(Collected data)
* BEGIN *
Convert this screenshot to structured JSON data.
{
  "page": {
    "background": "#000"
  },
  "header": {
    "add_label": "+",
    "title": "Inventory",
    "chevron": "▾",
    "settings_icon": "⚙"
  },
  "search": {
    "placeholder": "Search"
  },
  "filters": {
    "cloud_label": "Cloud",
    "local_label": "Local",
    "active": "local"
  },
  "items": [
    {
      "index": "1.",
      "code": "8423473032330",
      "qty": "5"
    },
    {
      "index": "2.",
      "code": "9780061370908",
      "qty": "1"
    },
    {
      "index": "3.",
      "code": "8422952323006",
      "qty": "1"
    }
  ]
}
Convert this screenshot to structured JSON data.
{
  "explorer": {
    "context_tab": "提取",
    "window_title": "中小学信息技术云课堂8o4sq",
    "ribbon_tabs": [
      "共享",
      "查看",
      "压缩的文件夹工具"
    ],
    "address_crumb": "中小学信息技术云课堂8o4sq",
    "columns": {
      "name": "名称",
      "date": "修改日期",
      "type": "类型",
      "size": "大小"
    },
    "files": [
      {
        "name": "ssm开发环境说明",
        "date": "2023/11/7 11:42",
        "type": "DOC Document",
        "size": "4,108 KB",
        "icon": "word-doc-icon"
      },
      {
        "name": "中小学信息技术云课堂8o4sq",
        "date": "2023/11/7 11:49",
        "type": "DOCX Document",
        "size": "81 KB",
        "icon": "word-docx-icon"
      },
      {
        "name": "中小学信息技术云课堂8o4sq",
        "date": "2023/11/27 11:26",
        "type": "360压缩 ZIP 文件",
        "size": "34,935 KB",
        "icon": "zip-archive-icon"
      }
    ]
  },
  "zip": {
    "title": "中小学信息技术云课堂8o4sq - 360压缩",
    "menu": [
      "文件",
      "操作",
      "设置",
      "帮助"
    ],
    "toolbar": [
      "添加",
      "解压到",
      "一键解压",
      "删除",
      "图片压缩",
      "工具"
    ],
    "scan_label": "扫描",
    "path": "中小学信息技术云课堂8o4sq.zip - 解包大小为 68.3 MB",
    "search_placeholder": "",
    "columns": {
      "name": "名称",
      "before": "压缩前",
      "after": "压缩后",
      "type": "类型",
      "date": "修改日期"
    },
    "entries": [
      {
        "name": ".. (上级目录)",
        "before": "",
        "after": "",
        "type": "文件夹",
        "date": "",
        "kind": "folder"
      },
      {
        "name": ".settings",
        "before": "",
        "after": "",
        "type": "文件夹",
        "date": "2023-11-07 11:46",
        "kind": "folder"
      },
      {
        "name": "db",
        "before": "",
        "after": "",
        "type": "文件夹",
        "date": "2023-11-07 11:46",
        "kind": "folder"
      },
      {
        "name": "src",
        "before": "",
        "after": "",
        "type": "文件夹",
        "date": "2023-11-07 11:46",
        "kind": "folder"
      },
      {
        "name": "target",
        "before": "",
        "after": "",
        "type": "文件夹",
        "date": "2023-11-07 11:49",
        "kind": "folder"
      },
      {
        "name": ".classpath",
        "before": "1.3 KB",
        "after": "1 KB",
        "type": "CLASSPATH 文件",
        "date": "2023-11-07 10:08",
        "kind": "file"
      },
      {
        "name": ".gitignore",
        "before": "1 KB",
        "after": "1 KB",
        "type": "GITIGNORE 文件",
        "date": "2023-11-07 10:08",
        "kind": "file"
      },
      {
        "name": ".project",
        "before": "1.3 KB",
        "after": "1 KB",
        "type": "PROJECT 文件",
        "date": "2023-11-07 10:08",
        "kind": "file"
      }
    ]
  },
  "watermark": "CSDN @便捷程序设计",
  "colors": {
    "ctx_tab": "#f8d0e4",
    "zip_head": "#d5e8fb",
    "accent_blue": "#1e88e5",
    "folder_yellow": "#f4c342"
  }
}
* END *
Given task. Copy out the material word for word and line for line.

Output for this task.
Convert this screenshot to structured JSON data.
{
  "page": {
    "background": "#000"
  },
  "header": {
    "add_label": "+",
    "title": "Inventory",
    "chevron": "▾",
    "settings_icon": "⚙"
  },
  "search": {
    "placeholder": "Search"
  },
  "filters": {
    "cloud_label": "Cloud",
    "local_label": "Local",
    "active": "local"
  },
  "items": [
    {
      "index": "1.",
      "code": "8423473032330",
      "qty": "5"
    },
    {
      "index": "2.",
      "code": "9780061370908",
      "qty": "1"
    },
    {
      "index": "3.",
      "code": "8422952323006",
      "qty": "1"
    }
  ]
}
Convert this screenshot to structured JSON data.
{
  "explorer": {
    "context_tab": "提取",
    "window_title": "中小学信息技术云课堂8o4sq",
    "ribbon_tabs": [
      "共享",
      "查看",
      "压缩的文件夹工具"
    ],
    "address_crumb": "中小学信息技术云课堂8o4sq",
    "columns": {
      "name": "名称",
      "date": "修改日期",
      "type": "类型",
      "size": "大小"
    },
    "files": [
      {
        "name": "ssm开发环境说明",
        "date": "2023/11/7 11:42",
        "type": "DOC Document",
        "size": "4,108 KB",
        "icon": "word-doc-icon"
      },
      {
        "name": "中小学信息技术云课堂8o4sq",
        "date": "2023/11/7 11:49",
        "type": "DOCX Document",
        "size": "81 KB",
        "icon": "word-docx-icon"
      },
      {
        "name": "中小学信息技术云课堂8o4sq",
        "date": "2023/11/27 11:26",
        "type": "360压缩 ZIP 文件",
        "size": "34,935 KB",
        "icon": "zip-archive-icon"
      }
    ]
  },
  "zip": {
    "title": "中小学信息技术云课堂8o4sq - 360压缩",
    "menu": [
      "文件",
      "操作",
      "设置",
      "帮助"
    ],
    "toolbar": [
      "添加",
      "解压到",
      "一键解压",
      "删除",
      "图片压缩",
      "工具"
    ],
    "scan_label": "扫描",
    "path": "中小学信息技术云课堂8o4sq.zip - 解包大小为 68.3 MB",
    "search_placeholder": "",
    "columns": {
      "name": "名称",
      "before": "压缩前",
      "after": "压缩后",
      "type": "类型",
      "date": "修改日期"
    },
    "entries": [
      {
        "name": ".. (上级目录)",
        "before": "",
        "after": "",
        "type": "文件夹",
        "date": "",
        "kind": "folder"
      },
      {
        "name": ".settings",
        "before": "",
        "after": "",
        "type": "文件夹",
        "date": "2023-11-07 11:46",
        "kind": "folder"
      },
      {
        "name": "db",
        "before": "",
        "after": "",
        "type": "文件夹",
        "date": "2023-11-07 11:46",
        "kind": "folder"
      },
      {
        "name": "src",
        "before": "",
        "after": "",
        "type": "文件夹",
        "date": "2023-11-07 11:46",
        "kind": "folder"
      },
      {
        "name": "target",
        "before": "",
        "after": "",
        "type": "文件夹",
        "date": "2023-11-07 11:49",
        "kind": "folder"
      },
      {
        "name": ".classpath",
        "before": "1.3 KB",
        "after": "1 KB",
        "type": "CLASSPATH 文件",
        "date": "2023-11-07 10:08",
        "kind": "file"
      },
      {
        "name": ".gitignore",
        "before": "1 KB",
        "after": "1 KB",
        "type": "GITIGNORE 文件",
        "date": "2023-11-07 10:08",
        "kind": "file"
      },
      {
        "name": ".project",
        "before": "1.3 KB",
        "after": "1 KB",
        "type": "PROJECT 文件",
        "date": "2023-11-07 10:08",
        "kind": "file"
      }
    ]
  },
  "watermark": "CSDN @便捷程序设计",
  "colors": {
    "ctx_tab": "#f8d0e4",
    "zip_head": "#d5e8fb",
    "accent_blue": "#1e88e5",
    "folder_yellow": "#f4c342"
  }
}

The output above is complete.